> **Objective**: Everything in the listing except the pictures should be written out exactly.

— Start —

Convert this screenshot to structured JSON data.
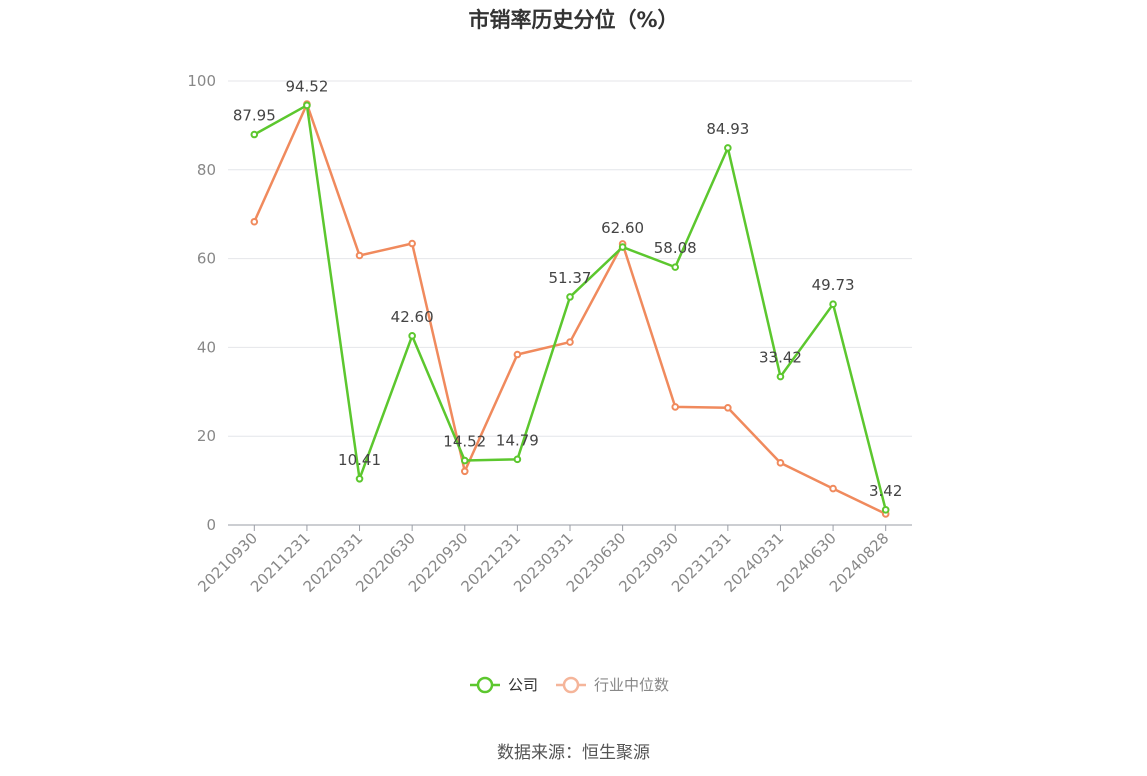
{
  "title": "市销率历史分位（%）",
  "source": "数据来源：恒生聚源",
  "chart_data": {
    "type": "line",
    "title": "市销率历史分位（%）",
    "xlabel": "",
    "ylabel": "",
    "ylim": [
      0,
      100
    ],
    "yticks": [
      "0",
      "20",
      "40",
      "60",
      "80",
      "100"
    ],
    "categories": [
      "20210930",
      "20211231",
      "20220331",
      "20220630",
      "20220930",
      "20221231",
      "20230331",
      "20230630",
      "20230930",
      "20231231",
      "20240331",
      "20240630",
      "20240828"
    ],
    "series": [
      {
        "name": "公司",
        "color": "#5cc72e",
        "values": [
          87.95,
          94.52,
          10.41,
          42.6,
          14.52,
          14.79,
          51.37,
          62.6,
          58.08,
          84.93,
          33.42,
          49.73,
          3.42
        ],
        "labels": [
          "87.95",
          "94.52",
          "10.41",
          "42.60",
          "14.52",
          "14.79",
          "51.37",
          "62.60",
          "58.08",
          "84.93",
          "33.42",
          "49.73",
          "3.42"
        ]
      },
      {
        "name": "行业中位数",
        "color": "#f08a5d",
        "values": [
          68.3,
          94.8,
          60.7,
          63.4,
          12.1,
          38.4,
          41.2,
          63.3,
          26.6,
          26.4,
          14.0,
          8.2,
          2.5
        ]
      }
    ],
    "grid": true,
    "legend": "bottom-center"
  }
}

— End —

> **Reply**:
Convert this screenshot to structured JSON data.
{
  "title": "市销率历史分位（%）",
  "source": "数据来源：恒生聚源",
  "chart_data": {
    "type": "line",
    "title": "市销率历史分位（%）",
    "xlabel": "",
    "ylabel": "",
    "ylim": [
      0,
      100
    ],
    "yticks": [
      "0",
      "20",
      "40",
      "60",
      "80",
      "100"
    ],
    "categories": [
      "20210930",
      "20211231",
      "20220331",
      "20220630",
      "20220930",
      "20221231",
      "20230331",
      "20230630",
      "20230930",
      "20231231",
      "20240331",
      "20240630",
      "20240828"
    ],
    "series": [
      {
        "name": "公司",
        "color": "#5cc72e",
        "values": [
          87.95,
          94.52,
          10.41,
          42.6,
          14.52,
          14.79,
          51.37,
          62.6,
          58.08,
          84.93,
          33.42,
          49.73,
          3.42
        ],
        "labels": [
          "87.95",
          "94.52",
          "10.41",
          "42.60",
          "14.52",
          "14.79",
          "51.37",
          "62.60",
          "58.08",
          "84.93",
          "33.42",
          "49.73",
          "3.42"
        ]
      },
      {
        "name": "行业中位数",
        "color": "#f08a5d",
        "values": [
          68.3,
          94.8,
          60.7,
          63.4,
          12.1,
          38.4,
          41.2,
          63.3,
          26.6,
          26.4,
          14.0,
          8.2,
          2.5
        ]
      }
    ],
    "grid": true,
    "legend": "bottom-center"
  }
}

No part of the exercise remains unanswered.